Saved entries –
──────

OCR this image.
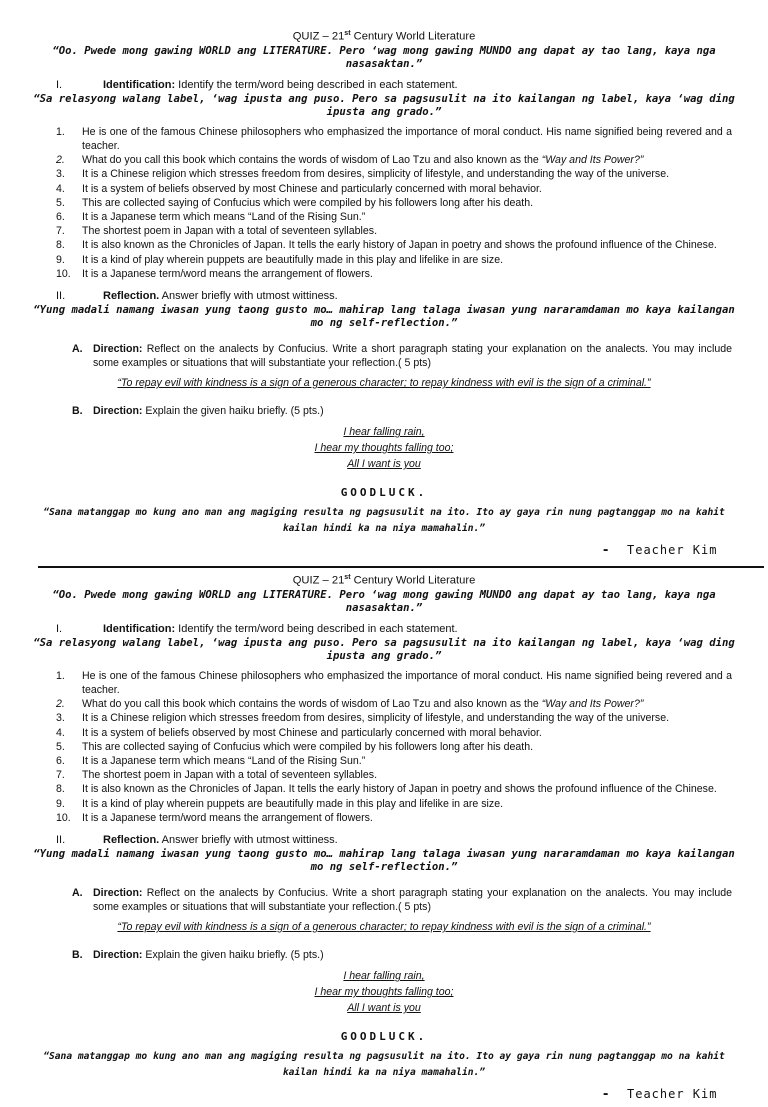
QUIZ – 21st Century World Literature
“Oo. Pwede mong gawing WORLD ang LITERATURE. Pero ‘wag mong gawing MUNDO ang dapat ay tao lang, kaya nga nasasaktan.”
I.	Identification: Identify the term/word being described in each statement.
“Sa relasyong walang label, ‘wag ipusta ang puso. Pero sa pagsusulit na ito kailangan ng label, kaya ‘wag ding ipusta ang grado.”
1.	He is one of the famous Chinese philosophers who emphasized the importance of moral conduct. His name signified being revered and a teacher.
2.	What do you call this book which contains the words of wisdom of Lao Tzu and also known as the “Way and Its Power?”
3.	It is a Chinese religion which stresses freedom from desires, simplicity of lifestyle, and understanding the way of the universe.
4.	It is a system of beliefs observed by most Chinese and particularly concerned with moral behavior.
5.	This are collected saying of Confucius which were compiled by his followers long after his death.
6.	It is a Japanese term which means “Land of the Rising Sun.”
7.	The shortest poem in Japan with a total of seventeen syllables.
8.	It is also known as the Chronicles of Japan. It tells the early history of Japan in poetry and shows the profound influence of the Chinese.
9.	It is a kind of play wherein puppets are beautifully made in this play and lifelike in are size.
10.	It is a Japanese term/word means the arrangement of flowers.
II.	Reflection. Answer briefly with utmost wittiness.
“Yung madali namang iwasan yung taong gusto mo… mahirap lang talaga iwasan yung nararamdaman mo kaya kailangan mo ng self-reflection.”
A. Direction: Reflect on the analects by Confucius. Write a short paragraph stating your explanation on the analects. You may include some examples or situations that will substantiate your reflection.( 5 pts)
“To repay evil with kindness is a sign of a generous character; to repay kindness with evil is the sign of a criminal.”
B. Direction: Explain the given haiku briefly. (5 pts.)
I hear falling rain,
I hear my thoughts falling too;
All I want is you
GOODLUCK.
“Sana matanggap mo kung ano man ang magiging resulta ng pagsusulit na ito. Ito ay gaya rin nung pagtanggap mo na kahit kailan hindi ka na niya mamahalin.”
- Teacher Kim
QUIZ – 21st Century World Literature
“Oo. Pwede mong gawing WORLD ang LITERATURE. Pero ‘wag mong gawing MUNDO ang dapat ay tao lang, kaya nga nasasaktan.”
I.	Identification: Identify the term/word being described in each statement.
“Sa relasyong walang label, ‘wag ipusta ang puso. Pero sa pagsusulit na ito kailangan ng label, kaya ‘wag ding ipusta ang grado.”
1.	He is one of the famous Chinese philosophers who emphasized the importance of moral conduct. His name signified being revered and a teacher.
2.	What do you call this book which contains the words of wisdom of Lao Tzu and also known as the “Way and Its Power?”
3.	It is a Chinese religion which stresses freedom from desires, simplicity of lifestyle, and understanding the way of the universe.
4.	It is a system of beliefs observed by most Chinese and particularly concerned with moral behavior.
5.	This are collected saying of Confucius which were compiled by his followers long after his death.
6.	It is a Japanese term which means “Land of the Rising Sun.”
7.	The shortest poem in Japan with a total of seventeen syllables.
8.	It is also known as the Chronicles of Japan. It tells the early history of Japan in poetry and shows the profound influence of the Chinese.
9.	It is a kind of play wherein puppets are beautifully made in this play and lifelike in are size.
10.	It is a Japanese term/word means the arrangement of flowers.
II.	Reflection. Answer briefly with utmost wittiness.
“Yung madali namang iwasan yung taong gusto mo… mahirap lang talaga iwasan yung nararamdaman mo kaya kailangan mo ng self-reflection.”
A. Direction: Reflect on the analects by Confucius. Write a short paragraph stating your explanation on the analects. You may include some examples or situations that will substantiate your reflection.( 5 pts)
“To repay evil with kindness is a sign of a generous character; to repay kindness with evil is the sign of a criminal.”
B. Direction: Explain the given haiku briefly. (5 pts.)
I hear falling rain,
I hear my thoughts falling too;
All I want is you
GOODLUCK.
“Sana matanggap mo kung ano man ang magiging resulta ng pagsusulit na ito. Ito ay gaya rin nung pagtanggap mo na kahit kailan hindi ka na niya mamahalin.”
- Teacher Kim
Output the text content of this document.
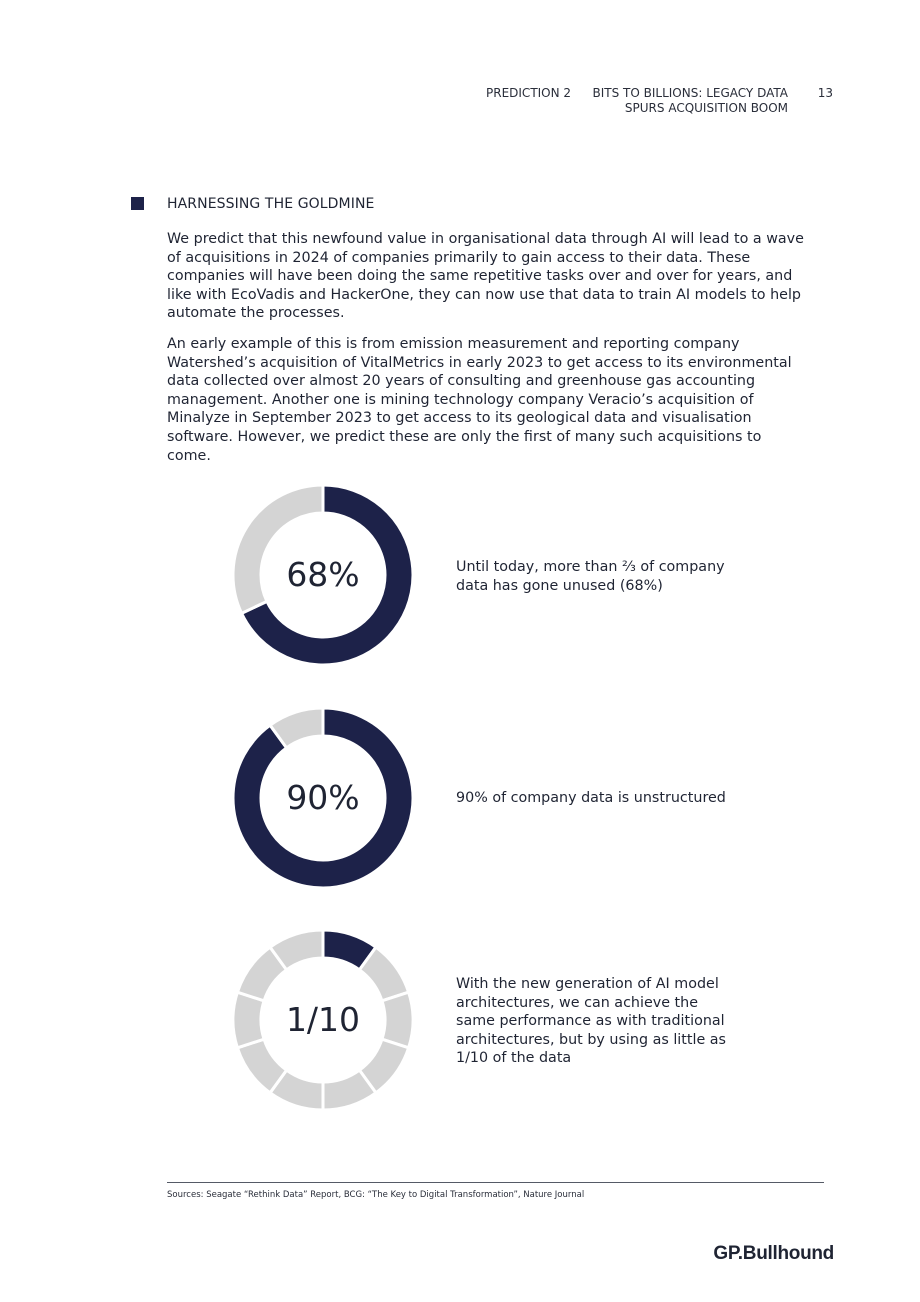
PREDICTION 2 BITS TO BILLIONS: LEGACY DATA
SPURS ACQUISITION BOOM
13
HARNESSING THE GOLDMINE

We predict that this newfound value in organisational data through AI will lead to a wave of acquisitions in 2024 of companies primarily to gain access to their data. These companies will have been doing the same repetitive tasks over and over for years, and like with EcoVadis and HackerOne, they can now use that data to train AI models to help automate the processes.

An early example of this is from emission measurement and reporting company Watershed’s acquisition of VitalMetrics in early 2023 to get access to its environmental data collected over almost 20 years of consulting and greenhouse gas accounting management. Another one is mining technology company Veracio’s acquisition of Minalyze in September 2023 to get access to its geological data and visualisation software. However, we predict these are only the first of many such acquisitions to come.

68%	Until today, more than ⅔ of company data has gone unused (68%)
90%	90% of company data is unstructured
1/10
With the new generation of AI model architectures, we can achieve the same performance as with traditional architectures, but by using as little as 1/10 of the data
Sources: Seagate “Rethink Data” Report, BCG: “The Key to Digital Transformation”, Nature Journal
GP.Bullhound
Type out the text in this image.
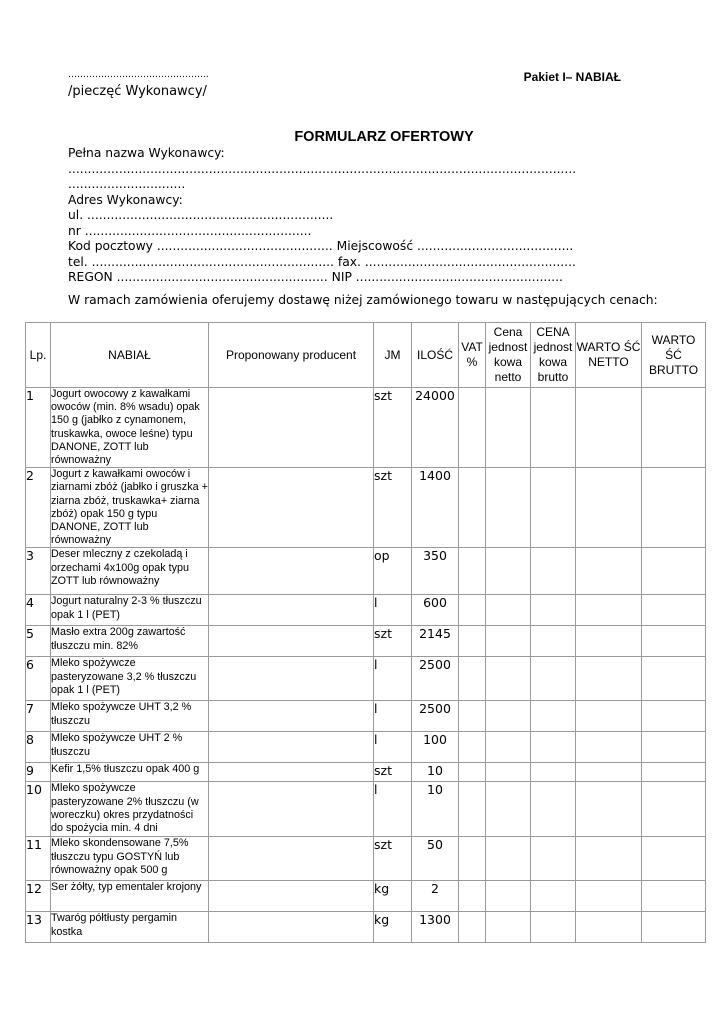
………………………………………..
/pieczęć Wykonawcy/
Pakiet I– NABIAŁ
FORMULARZ OFERTOWY
Pełna nazwa Wykonawcy:
..................................................................................................................................
..............................
Adres Wykonawcy:
ul. ...............................................................
nr ..........................................................
Kod pocztowy ............................................. Miejscowość ........................................
tel. .............................................................. fax. ......................................................
REGON ...................................................... NIP .....................................................
W ramach zamówienia oferujemy dostawę niżej zamówionego towaru w następujących cenach:
Lp.	NABIAŁ	Proponowany producent	JM	ILOŚĆ	VAT %	Cena jednost kowa netto	CENA jednost kowa brutto	WARTO ŚĆ NETTO	WARTO ŚĆ BRUTTO
1	Jogurt owocowy z kawałkami owoców (min. 8% wsadu) opak 150 g (jabłko z cynamonem, truskawka, owoce leśne) typu DANONE, ZOTT lub równoważny		szt	24000					
2	Jogurt z kawałkami owoców i ziarnami zbóż (jabłko i gruszka + ziarna zbóż, truskawka+ ziarna zbóż) opak 150 g typu DANONE, ZOTT lub równoważny		szt	1400					
3	Deser mleczny z czekoladą i orzechami 4x100g opak typu ZOTT lub równoważny		op	350					
4	Jogurt naturalny 2-3 % tłuszczu opak 1 l (PET)		l	600					
5	Masło extra 200g zawartość tłuszczu min. 82%		szt	2145					
6	Mleko spożywcze pasteryzowane 3,2 % tłuszczu opak 1 l (PET)		l	2500					
7	Mleko spożywcze UHT 3,2 % tłuszczu		l	2500					
8	Mleko spożywcze UHT 2 % tłuszczu		l	100					
9	Kefir 1,5% tłuszczu opak 400 g		szt	10					
10	Mleko spożywcze pasteryzowane 2% tłuszczu (w woreczku) okres przydatności do spożycia min. 4 dni		l	10					
11	Mleko skondensowane 7,5% tłuszczu typu GOSTYŃ lub równoważny opak 500 g		szt	50					
12	Ser żółty, typ ementaler krojony		kg	2					
13	Twaróg półtłusty pergamin kostka		kg	1300					
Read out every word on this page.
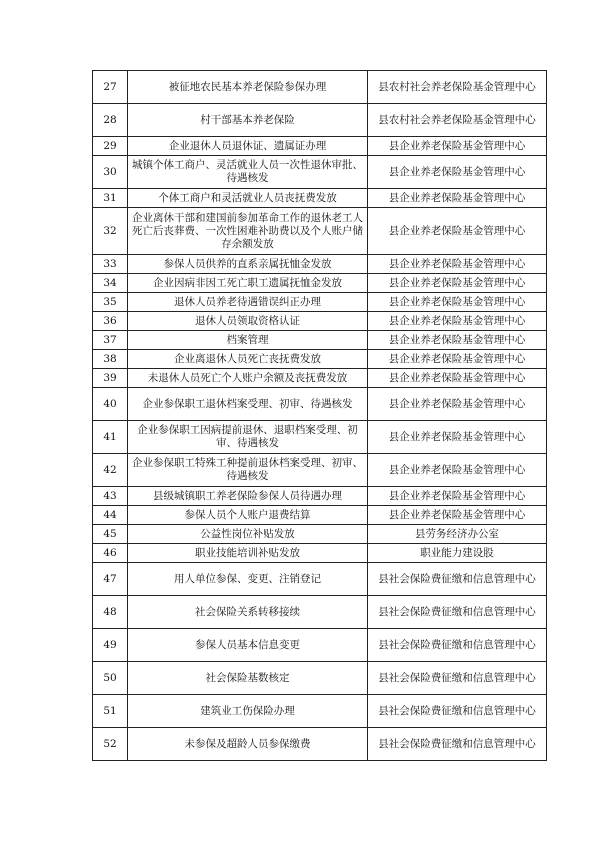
27	被征地农民基本养老保险参保办理	县农村社会养老保险基金管理中心
28	村干部基本养老保险	县农村社会养老保险基金管理中心
29	企业退休人员退休证、遗属证办理	县企业养老保险基金管理中心
30	城镇个体工商户、灵活就业人员一次性退休审批、待遇核发	县企业养老保险基金管理中心
31	个体工商户和灵活就业人员丧抚费发放	县企业养老保险基金管理中心
32	企业离休干部和建国前参加革命工作的退休老工人死亡后丧葬费、一次性困难补助费以及个人账户储存余额发放	县企业养老保险基金管理中心
33	参保人员供养的直系亲属抚恤金发放	县企业养老保险基金管理中心
34	企业因病非因工死亡职工遗属抚恤金发放	县企业养老保险基金管理中心
35	退休人员养老待遇错误纠正办理	县企业养老保险基金管理中心
36	退休人员领取资格认证	县企业养老保险基金管理中心
37	档案管理	县企业养老保险基金管理中心
38	企业离退休人员死亡丧抚费发放	县企业养老保险基金管理中心
39	未退休人员死亡个人账户余额及丧抚费发放	县企业养老保险基金管理中心
40	企业参保职工退休档案受理、初审、待遇核发	县企业养老保险基金管理中心
41	企业参保职工因病提前退休、退职档案受理、初审、待遇核发	县企业养老保险基金管理中心
42	企业参保职工特殊工种提前退休档案受理、初审、待遇核发	县企业养老保险基金管理中心
43	县级城镇职工养老保险参保人员待遇办理	县企业养老保险基金管理中心
44	参保人员个人账户退费结算	县企业养老保险基金管理中心
45	公益性岗位补贴发放	县劳务经济办公室
46	职业技能培训补贴发放	职业能力建设股
47	用人单位参保、变更、注销登记	县社会保险费征缴和信息管理中心
48	社会保险关系转移接续	县社会保险费征缴和信息管理中心
49	参保人员基本信息变更	县社会保险费征缴和信息管理中心
50	社会保险基数核定	县社会保险费征缴和信息管理中心
51	建筑业工伤保险办理	县社会保险费征缴和信息管理中心
52	未参保及超龄人员参保缴费	县社会保险费征缴和信息管理中心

──────

Directions – Look through the records and gather each line with the word "company".

Full output –
An early example of this is from emission measurement and reporting company Watershed’s acquisition of VitalMetrics in early 2023 to get access to its environmental data collected over almost 20 years of consulting and greenhouse gas accounting management. Another one is mining technology company Veracio’s acquisition of Minalyze in September 2023 to get access to its geological data and visualisation software. However, we predict these are only the first of many such acquisitions to come.
68%	Until today, more than ⅔ of company data has gone unused (68%)
90%	90% of company data is unstructured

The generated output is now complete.